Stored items

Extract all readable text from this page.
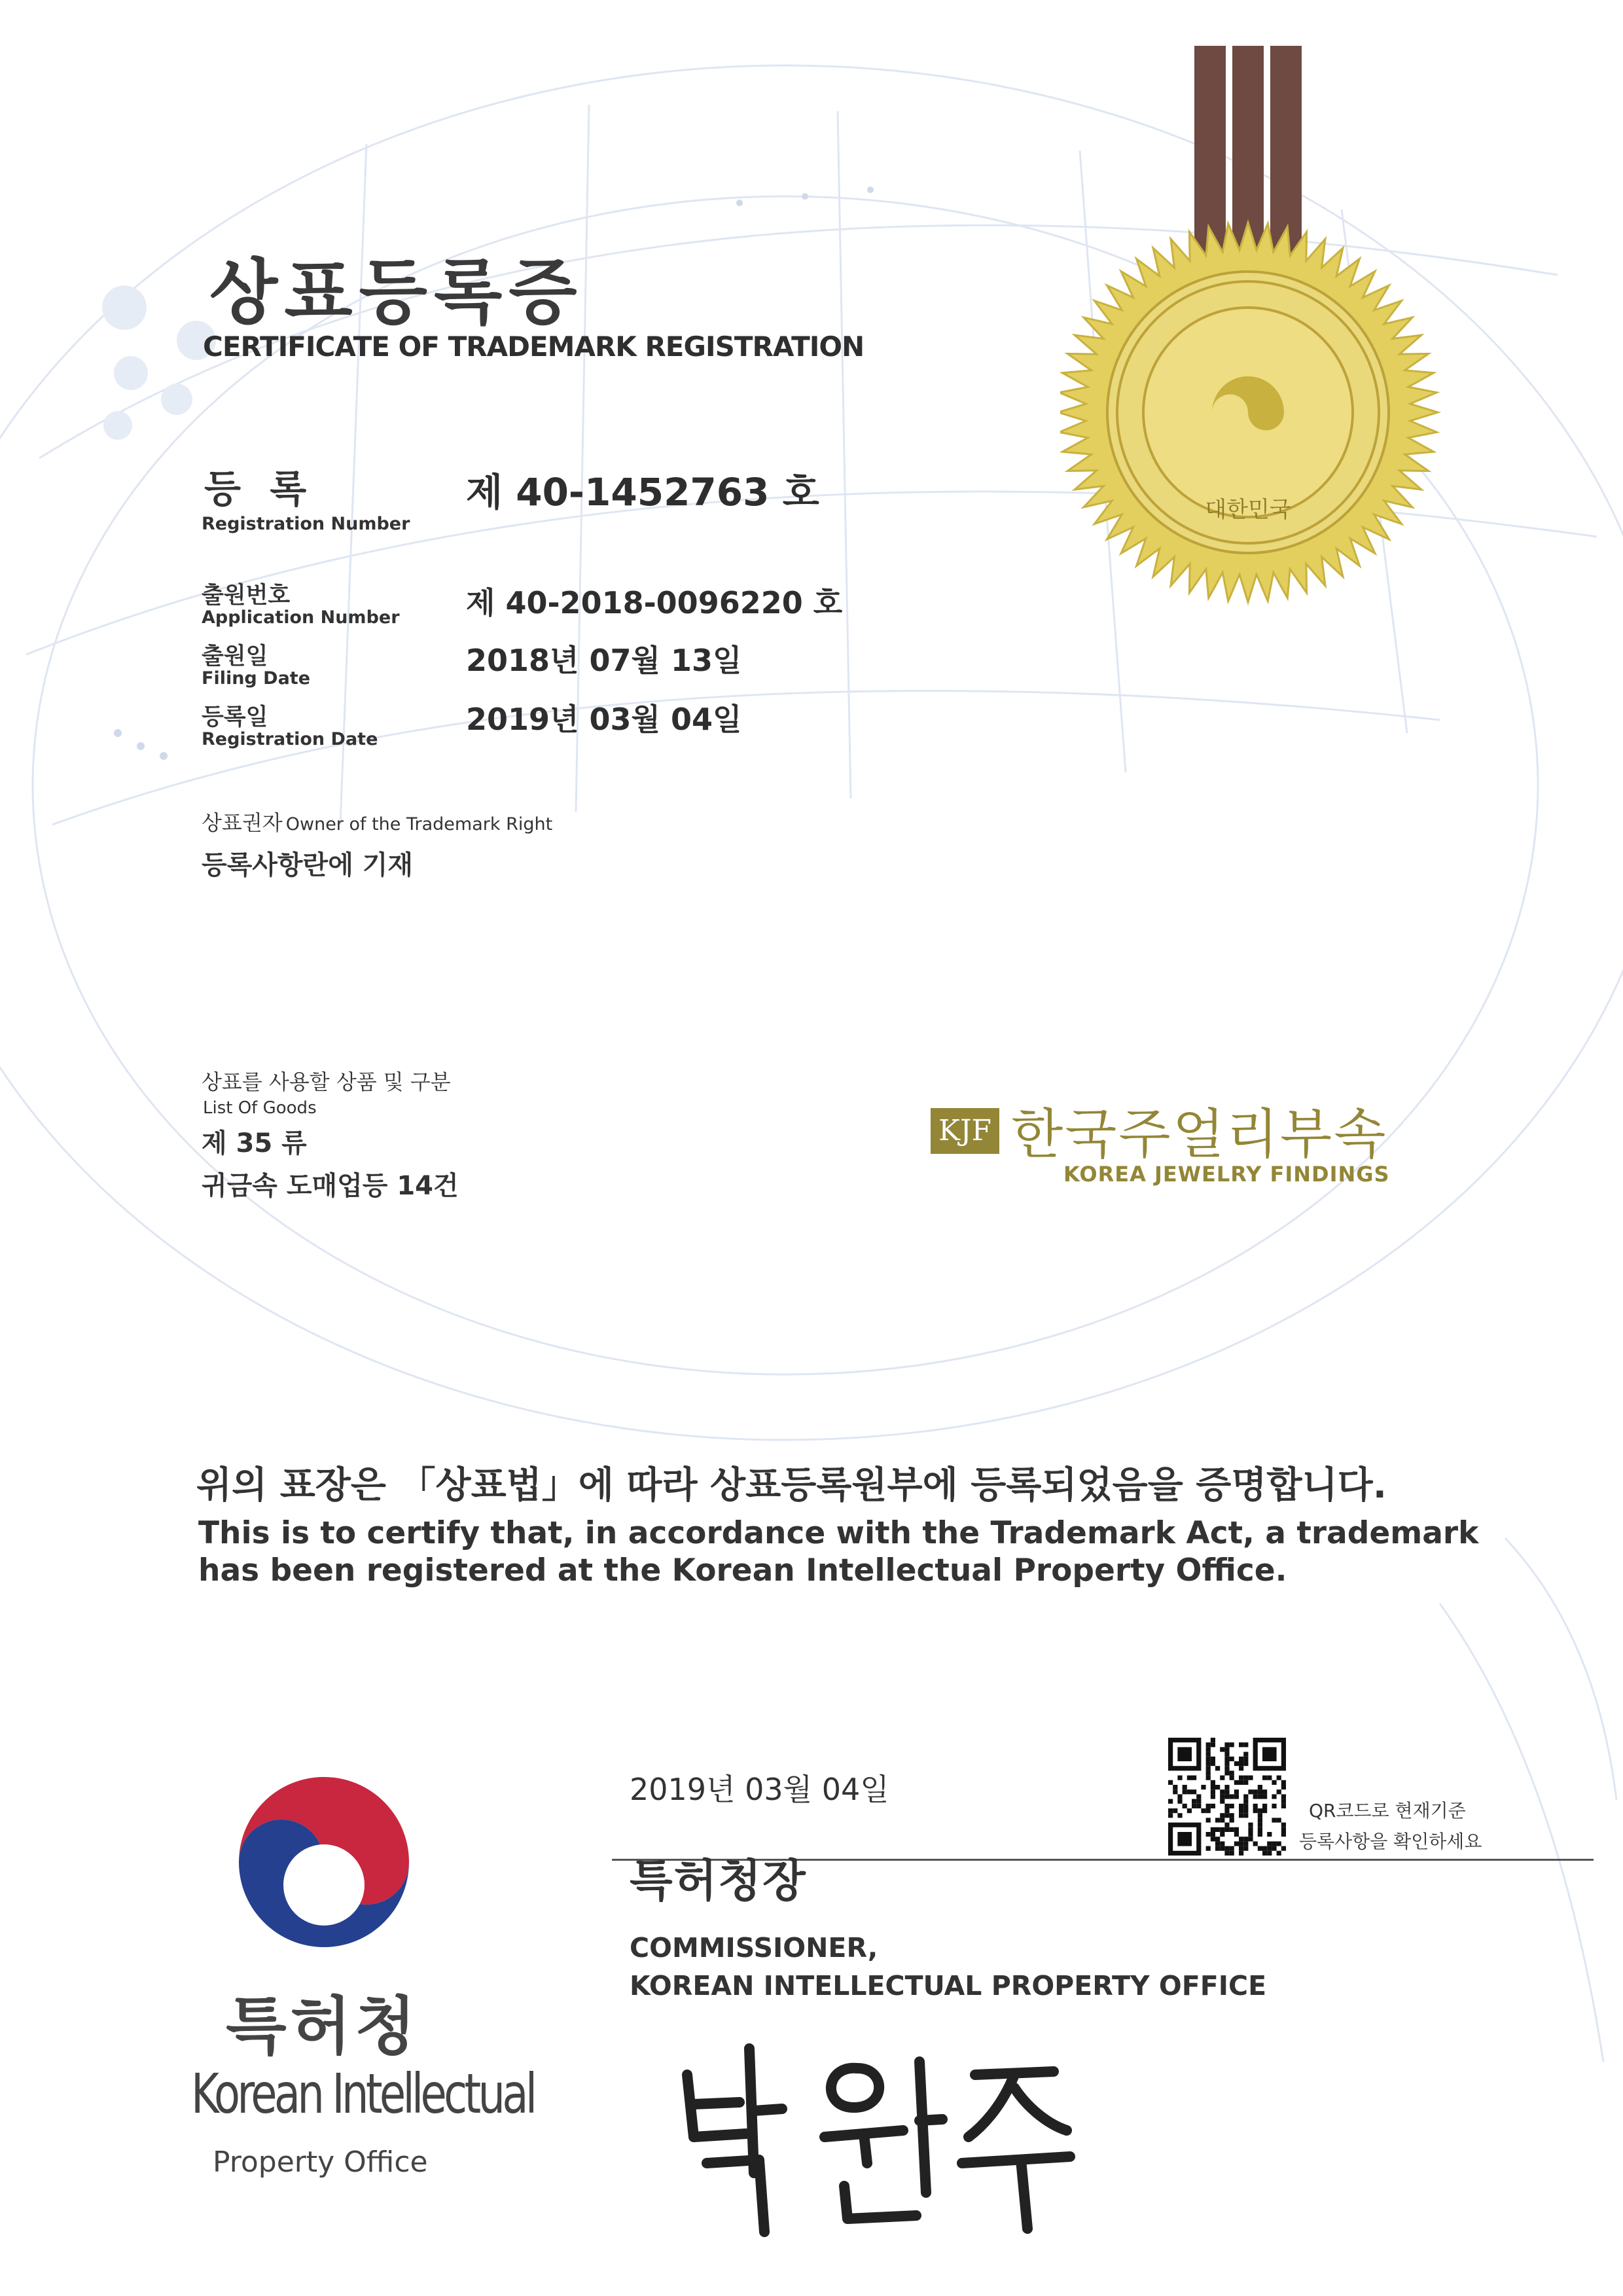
대한민국
상표등록증
CERTIFICATE OF TRADEMARK REGISTRATION
등 록
Registration Number
제 40-1452763 호
출원번호
Application Number 제 40-2018-0096220 호
출원일
Filing Date
2018년 07월 13일
등록일
Registration Date
2019년 03월 04일
상표권자 Owner of the Trademark Right
등록사항란에 기재
상표를 사용할 상품 및 구분
List Of Goods
제 35 류
귀금속 도매업등 14건
KJF 한국주얼리부속
KOREA JEWELRY FINDINGS
위의 표장은 「상표법」에 따라 상표등록원부에 등록되었음을 증명합니다.
This is to certify that, in accordance with the Trademark Act, a trademark
has been registered at the Korean Intellectual Property Office.
2019년 03월 04일
QR코드로 현재기준
등록사항을 확인하세요
특허청장
COMMISSIONER,
KOREAN INTELLECTUAL PROPERTY OFFICE
특허청
Korean Intellectual
Property Office
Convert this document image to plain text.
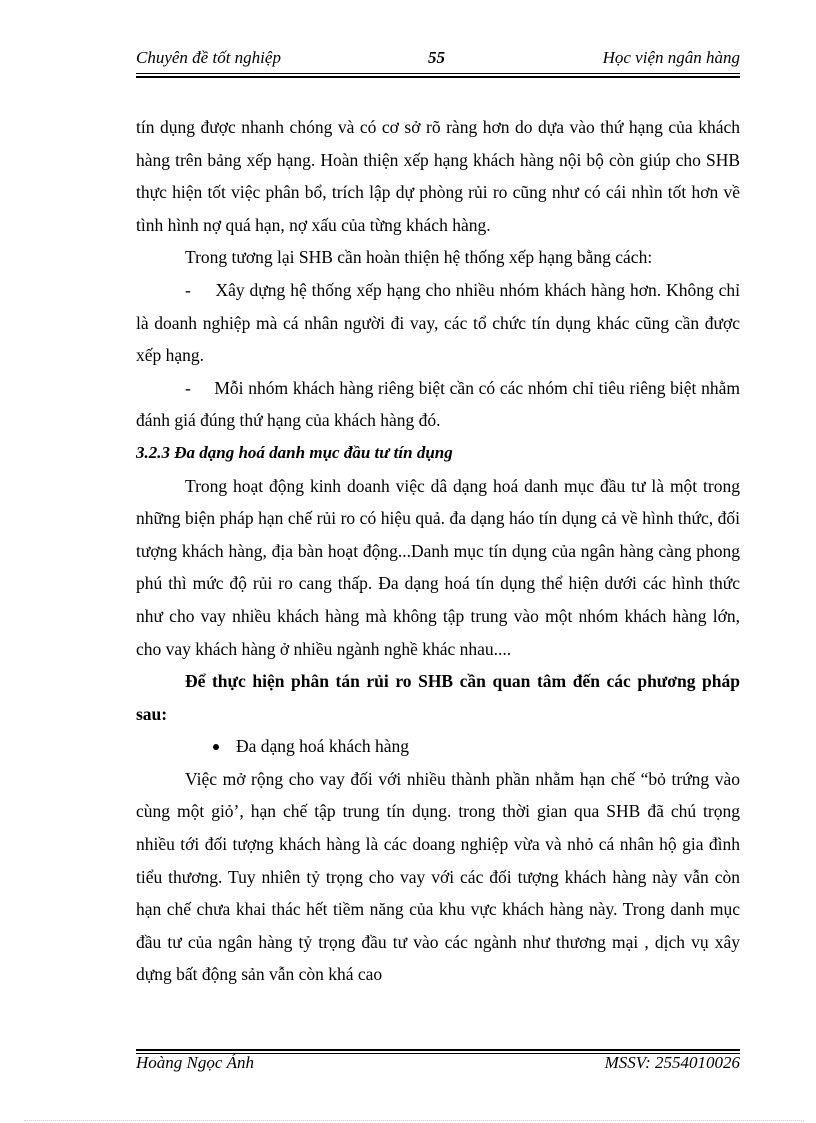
Chuyên đề tốt nghiệp	55	Học viện ngân hàng

tín dụng được nhanh chóng và có cơ sở rõ ràng hơn do dựa vào thứ hạng của khách hàng trên bảng xếp hạng. Hoàn thiện xếp hạng khách hàng nội bộ còn giúp cho SHB thực hiện tốt việc phân bổ, trích lập dự phòng rủi ro cũng như có cái nhìn tốt hơn về tình hình nợ quá hạn, nợ xấu của từng khách hàng.

Trong tương lại SHB cần hoàn thiện hệ thống xếp hạng bằng cách:

-     Xây dựng hệ thống xếp hạng cho nhiều nhóm khách hàng hơn. Không chỉ là doanh nghiệp mà cá nhân người đi vay, các tổ chức tín dụng khác cũng cần được xếp hạng.

-     Mỗi nhóm khách hàng riêng biệt cần có các nhóm chỉ tiêu riêng biệt nhằm đánh giá đúng thứ hạng của khách hàng đó.

3.2.3 Đa dạng hoá danh mục đầu tư tín dụng

Trong hoạt động kinh doanh việc dâ dạng hoá danh mục đầu tư là một trong những biện pháp hạn chế rủi ro có hiệu quả. đa dạng háo tín dụng cả về hình thức, đối tượng khách hàng, địa bàn hoạt động...Danh mục tín dụng của ngân hàng càng phong phú thì mức độ rủi ro cang thấp. Đa dạng hoá tín dụng thể hiện dưới các hình thức như cho vay nhiều khách hàng mà không tập trung vào một nhóm khách hàng lớn, cho vay khách hàng ở nhiều ngành nghề khác nhau....

Để thực hiện phân tán rủi ro SHB cần quan tâm đến các phương pháp sau:

Đa dạng hoá khách hàng

Việc mở rộng cho vay đối với nhiều thành phần nhằm hạn chế “bỏ trứng vào cùng một giỏ’, hạn chế tập trung tín dụng. trong thời gian qua SHB đã chú trọng nhiều tới đối tượng khách hàng là các doang nghiệp vừa và nhỏ cá nhân hộ gia đình tiểu thương. Tuy nhiên tỷ trọng cho vay với các đối tượng khách hàng này vẫn còn hạn chế chưa khai thác hết tiềm năng của khu vực khách hàng này. Trong danh mục đầu tư của ngân hàng tỷ trọng đầu tư vào các ngành như thương mại , dịch vụ xây dựng bất động sản vẫn còn khá cao

Hoàng Ngọc Ánh	MSSV: 2554010026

THE TASK: List every line in the records above that contains the word "thống".

SOLUTION:
Trong tương lại SHB cần hoàn thiện hệ thống xếp hạng bằng cách:
-     Xây dựng hệ thống xếp hạng cho nhiều nhóm khách hàng hơn. Không chỉ là doanh nghiệp mà cá nhân người đi vay, các tổ chức tín dụng khác cũng cần được xếp hạng.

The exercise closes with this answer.